What is the count of lines in the listing below that hold the string "screenshot"? Reply with that number alone.

═════ Exercise inputs

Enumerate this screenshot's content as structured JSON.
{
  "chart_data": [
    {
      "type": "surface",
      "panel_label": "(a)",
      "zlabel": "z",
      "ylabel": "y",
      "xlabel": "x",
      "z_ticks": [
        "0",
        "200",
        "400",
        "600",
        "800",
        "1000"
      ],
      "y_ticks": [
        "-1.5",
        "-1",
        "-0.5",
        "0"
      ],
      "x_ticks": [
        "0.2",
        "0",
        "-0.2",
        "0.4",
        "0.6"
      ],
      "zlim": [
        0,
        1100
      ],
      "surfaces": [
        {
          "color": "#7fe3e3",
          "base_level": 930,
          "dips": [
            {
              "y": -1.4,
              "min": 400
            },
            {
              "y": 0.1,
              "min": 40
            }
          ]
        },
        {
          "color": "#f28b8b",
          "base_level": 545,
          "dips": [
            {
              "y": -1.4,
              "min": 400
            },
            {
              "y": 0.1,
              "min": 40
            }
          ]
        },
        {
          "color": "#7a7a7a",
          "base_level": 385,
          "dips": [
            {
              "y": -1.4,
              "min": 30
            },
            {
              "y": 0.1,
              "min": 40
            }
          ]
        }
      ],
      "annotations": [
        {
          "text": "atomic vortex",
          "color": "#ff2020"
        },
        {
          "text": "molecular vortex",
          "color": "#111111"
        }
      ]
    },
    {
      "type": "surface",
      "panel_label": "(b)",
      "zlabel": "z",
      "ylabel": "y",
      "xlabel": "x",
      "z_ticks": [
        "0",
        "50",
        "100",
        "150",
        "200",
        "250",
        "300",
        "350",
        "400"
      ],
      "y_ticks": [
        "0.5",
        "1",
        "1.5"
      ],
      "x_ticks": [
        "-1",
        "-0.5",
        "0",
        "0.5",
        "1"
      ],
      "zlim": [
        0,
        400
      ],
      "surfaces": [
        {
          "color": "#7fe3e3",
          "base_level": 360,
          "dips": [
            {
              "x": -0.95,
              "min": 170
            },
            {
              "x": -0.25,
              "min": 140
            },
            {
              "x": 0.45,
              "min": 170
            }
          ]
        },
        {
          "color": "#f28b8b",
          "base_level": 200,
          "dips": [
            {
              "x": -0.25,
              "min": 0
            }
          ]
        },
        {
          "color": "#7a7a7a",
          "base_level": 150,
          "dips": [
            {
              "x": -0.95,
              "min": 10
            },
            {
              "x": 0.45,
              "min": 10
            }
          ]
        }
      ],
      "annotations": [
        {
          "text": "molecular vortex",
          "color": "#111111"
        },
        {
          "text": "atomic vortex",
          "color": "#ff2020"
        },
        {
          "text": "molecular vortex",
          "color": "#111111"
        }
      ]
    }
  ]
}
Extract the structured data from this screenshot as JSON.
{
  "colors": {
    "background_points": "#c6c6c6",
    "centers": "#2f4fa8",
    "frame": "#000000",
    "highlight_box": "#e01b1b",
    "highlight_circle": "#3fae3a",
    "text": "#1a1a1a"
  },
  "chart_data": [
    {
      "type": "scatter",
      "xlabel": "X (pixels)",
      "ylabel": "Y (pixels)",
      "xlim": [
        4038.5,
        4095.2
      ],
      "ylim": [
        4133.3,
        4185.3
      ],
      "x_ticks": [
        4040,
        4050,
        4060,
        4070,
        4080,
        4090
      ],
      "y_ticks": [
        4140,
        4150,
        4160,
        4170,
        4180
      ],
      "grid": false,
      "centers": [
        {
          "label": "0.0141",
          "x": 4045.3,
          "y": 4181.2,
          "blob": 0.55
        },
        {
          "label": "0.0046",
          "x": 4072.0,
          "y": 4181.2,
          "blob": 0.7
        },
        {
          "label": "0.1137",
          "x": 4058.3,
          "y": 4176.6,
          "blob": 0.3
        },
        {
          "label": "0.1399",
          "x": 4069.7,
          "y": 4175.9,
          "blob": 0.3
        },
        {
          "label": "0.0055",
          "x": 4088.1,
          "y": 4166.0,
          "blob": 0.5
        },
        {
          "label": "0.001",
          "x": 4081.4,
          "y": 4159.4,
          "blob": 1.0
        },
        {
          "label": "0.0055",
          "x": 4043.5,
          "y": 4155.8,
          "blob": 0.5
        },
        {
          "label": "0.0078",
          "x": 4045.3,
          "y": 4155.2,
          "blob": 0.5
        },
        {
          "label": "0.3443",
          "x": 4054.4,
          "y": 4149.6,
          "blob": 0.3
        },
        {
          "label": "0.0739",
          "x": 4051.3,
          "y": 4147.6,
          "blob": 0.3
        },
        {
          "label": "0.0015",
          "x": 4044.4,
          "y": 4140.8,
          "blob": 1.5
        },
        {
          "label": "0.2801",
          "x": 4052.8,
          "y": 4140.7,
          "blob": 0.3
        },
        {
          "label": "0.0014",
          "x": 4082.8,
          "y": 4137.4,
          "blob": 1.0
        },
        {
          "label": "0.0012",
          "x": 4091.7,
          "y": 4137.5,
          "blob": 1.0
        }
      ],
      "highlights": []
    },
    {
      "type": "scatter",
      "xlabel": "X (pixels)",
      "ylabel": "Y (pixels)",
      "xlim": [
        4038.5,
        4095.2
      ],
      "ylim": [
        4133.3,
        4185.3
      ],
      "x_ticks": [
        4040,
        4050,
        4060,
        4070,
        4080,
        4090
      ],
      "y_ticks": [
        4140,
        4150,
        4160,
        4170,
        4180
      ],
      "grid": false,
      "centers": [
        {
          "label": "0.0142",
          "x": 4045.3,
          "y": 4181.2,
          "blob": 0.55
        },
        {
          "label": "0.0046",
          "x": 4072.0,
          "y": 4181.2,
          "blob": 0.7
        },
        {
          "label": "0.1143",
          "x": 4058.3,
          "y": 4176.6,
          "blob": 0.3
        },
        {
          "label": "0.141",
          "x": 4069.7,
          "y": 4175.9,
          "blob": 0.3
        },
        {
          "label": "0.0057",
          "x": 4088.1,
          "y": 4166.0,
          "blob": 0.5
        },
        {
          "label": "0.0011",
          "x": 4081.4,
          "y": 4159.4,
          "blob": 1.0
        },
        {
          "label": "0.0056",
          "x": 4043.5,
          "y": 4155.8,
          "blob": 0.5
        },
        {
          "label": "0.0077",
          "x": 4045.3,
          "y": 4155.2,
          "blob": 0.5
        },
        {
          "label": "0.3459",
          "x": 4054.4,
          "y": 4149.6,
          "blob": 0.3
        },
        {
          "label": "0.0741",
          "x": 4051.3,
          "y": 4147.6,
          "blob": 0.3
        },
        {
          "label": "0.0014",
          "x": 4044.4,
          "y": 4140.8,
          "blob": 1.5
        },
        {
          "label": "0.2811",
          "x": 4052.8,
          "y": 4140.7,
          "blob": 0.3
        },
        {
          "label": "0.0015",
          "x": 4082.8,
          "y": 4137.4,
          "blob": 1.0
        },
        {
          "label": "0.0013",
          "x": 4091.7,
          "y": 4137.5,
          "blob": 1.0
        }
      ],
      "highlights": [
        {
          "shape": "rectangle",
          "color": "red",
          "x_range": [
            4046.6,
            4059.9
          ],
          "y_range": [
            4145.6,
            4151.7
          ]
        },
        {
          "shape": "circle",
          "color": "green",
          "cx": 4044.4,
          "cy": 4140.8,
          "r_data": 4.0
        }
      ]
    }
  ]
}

══════════

• **Answer**
2